**Direction:**
Quote each record exactly, please, leaving none out.
--- begin Dataset ---
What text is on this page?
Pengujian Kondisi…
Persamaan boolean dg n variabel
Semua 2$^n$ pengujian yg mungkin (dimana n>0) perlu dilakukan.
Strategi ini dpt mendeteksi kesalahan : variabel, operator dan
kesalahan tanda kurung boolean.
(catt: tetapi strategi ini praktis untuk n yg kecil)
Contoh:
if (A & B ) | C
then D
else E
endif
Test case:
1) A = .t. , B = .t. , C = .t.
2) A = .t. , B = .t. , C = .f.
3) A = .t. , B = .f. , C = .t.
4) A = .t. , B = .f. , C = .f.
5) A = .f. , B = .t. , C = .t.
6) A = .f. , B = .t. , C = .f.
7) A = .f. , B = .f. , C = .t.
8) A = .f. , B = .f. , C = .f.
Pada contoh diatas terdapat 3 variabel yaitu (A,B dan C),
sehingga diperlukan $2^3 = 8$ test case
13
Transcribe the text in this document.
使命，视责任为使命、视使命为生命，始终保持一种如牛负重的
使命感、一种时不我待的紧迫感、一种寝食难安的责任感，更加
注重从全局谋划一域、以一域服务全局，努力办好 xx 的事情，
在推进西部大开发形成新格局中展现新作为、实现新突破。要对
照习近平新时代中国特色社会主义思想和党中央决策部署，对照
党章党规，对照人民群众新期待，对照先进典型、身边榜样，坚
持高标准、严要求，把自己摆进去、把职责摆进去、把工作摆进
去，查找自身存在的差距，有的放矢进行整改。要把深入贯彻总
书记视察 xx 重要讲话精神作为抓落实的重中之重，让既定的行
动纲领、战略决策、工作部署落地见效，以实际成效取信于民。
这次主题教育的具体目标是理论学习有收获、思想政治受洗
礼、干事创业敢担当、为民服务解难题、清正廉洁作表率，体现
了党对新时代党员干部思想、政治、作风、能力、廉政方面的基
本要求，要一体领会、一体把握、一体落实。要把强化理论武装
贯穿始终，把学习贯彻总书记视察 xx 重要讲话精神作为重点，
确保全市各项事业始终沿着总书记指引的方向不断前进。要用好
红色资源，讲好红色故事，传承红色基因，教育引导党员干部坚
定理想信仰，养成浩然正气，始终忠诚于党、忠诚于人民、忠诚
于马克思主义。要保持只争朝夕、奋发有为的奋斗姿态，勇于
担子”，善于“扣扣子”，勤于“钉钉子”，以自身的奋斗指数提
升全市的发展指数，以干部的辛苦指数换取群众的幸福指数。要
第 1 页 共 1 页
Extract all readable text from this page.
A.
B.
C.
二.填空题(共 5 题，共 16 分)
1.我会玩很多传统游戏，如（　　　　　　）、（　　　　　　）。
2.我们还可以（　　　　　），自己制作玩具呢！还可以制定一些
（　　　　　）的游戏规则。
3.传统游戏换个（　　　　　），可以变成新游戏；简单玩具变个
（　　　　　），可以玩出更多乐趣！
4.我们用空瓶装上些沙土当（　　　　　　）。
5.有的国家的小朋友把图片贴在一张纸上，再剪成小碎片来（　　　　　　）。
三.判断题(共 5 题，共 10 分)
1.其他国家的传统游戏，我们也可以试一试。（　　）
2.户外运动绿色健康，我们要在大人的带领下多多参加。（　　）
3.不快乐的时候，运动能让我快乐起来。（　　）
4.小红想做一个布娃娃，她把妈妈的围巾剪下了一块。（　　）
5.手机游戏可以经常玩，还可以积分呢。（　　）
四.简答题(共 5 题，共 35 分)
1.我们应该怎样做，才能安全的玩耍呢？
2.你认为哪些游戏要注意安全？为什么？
--- end Dataset ---
**Solution to this problem:**
What text is on this page?
Pengujian Kondisi…
Persamaan boolean dg n variabel
Semua 2$^n$ pengujian yg mungkin (dimana n>0) perlu dilakukan.
Strategi ini dpt mendeteksi kesalahan : variabel, operator dan
kesalahan tanda kurung boolean.
(catt: tetapi strategi ini praktis untuk n yg kecil)
Contoh:
if (A & B ) | C
then D
else E
endif
Test case:
1) A = .t. , B = .t. , C = .t.
2) A = .t. , B = .t. , C = .f.
3) A = .t. , B = .f. , C = .t.
4) A = .t. , B = .f. , C = .f.
5) A = .f. , B = .t. , C = .t.
6) A = .f. , B = .t. , C = .f.
7) A = .f. , B = .f. , C = .t.
8) A = .f. , B = .f. , C = .f.
Pada contoh diatas terdapat 3 variabel yaitu (A,B dan C),
sehingga diperlukan $2^3 = 8$ test case
13
Transcribe the text in this document.
使命，视责任为使命、视使命为生命，始终保持一种如牛负重的
使命感、一种时不我待的紧迫感、一种寝食难安的责任感，更加
注重从全局谋划一域、以一域服务全局，努力办好 xx 的事情，
在推进西部大开发形成新格局中展现新作为、实现新突破。要对
照习近平新时代中国特色社会主义思想和党中央决策部署，对照
党章党规，对照人民群众新期待，对照先进典型、身边榜样，坚
持高标准、严要求，把自己摆进去、把职责摆进去、把工作摆进
去，查找自身存在的差距，有的放矢进行整改。要把深入贯彻总
书记视察 xx 重要讲话精神作为抓落实的重中之重，让既定的行
动纲领、战略决策、工作部署落地见效，以实际成效取信于民。
这次主题教育的具体目标是理论学习有收获、思想政治受洗
礼、干事创业敢担当、为民服务解难题、清正廉洁作表率，体现
了党对新时代党员干部思想、政治、作风、能力、廉政方面的基
本要求，要一体领会、一体把握、一体落实。要把强化理论武装
贯穿始终，把学习贯彻总书记视察 xx 重要讲话精神作为重点，
确保全市各项事业始终沿着总书记指引的方向不断前进。要用好
红色资源，讲好红色故事，传承红色基因，教育引导党员干部坚
定理想信仰，养成浩然正气，始终忠诚于党、忠诚于人民、忠诚
于马克思主义。要保持只争朝夕、奋发有为的奋斗姿态，勇于
担子”，善于“扣扣子”，勤于“钉钉子”，以自身的奋斗指数提
升全市的发展指数，以干部的辛苦指数换取群众的幸福指数。要
第 1 页 共 1 页
Extract all readable text from this page.
A.
B.
C.
二.填空题(共 5 题，共 16 分)
1.我会玩很多传统游戏，如（　　　　　　）、（　　　　　　）。
2.我们还可以（　　　　　），自己制作玩具呢！还可以制定一些
（　　　　　）的游戏规则。
3.传统游戏换个（　　　　　），可以变成新游戏；简单玩具变个
（　　　　　），可以玩出更多乐趣！
4.我们用空瓶装上些沙土当（　　　　　　）。
5.有的国家的小朋友把图片贴在一张纸上，再剪成小碎片来（　　　　　　）。
三.判断题(共 5 题，共 10 分)
1.其他国家的传统游戏，我们也可以试一试。（　　）
2.户外运动绿色健康，我们要在大人的带领下多多参加。（　　）
3.不快乐的时候，运动能让我快乐起来。（　　）
4.小红想做一个布娃娃，她把妈妈的围巾剪下了一块。（　　）
5.手机游戏可以经常玩，还可以积分呢。（　　）
四.简答题(共 5 题，共 35 分)
1.我们应该怎样做，才能安全的玩耍呢？
2.你认为哪些游戏要注意安全？为什么？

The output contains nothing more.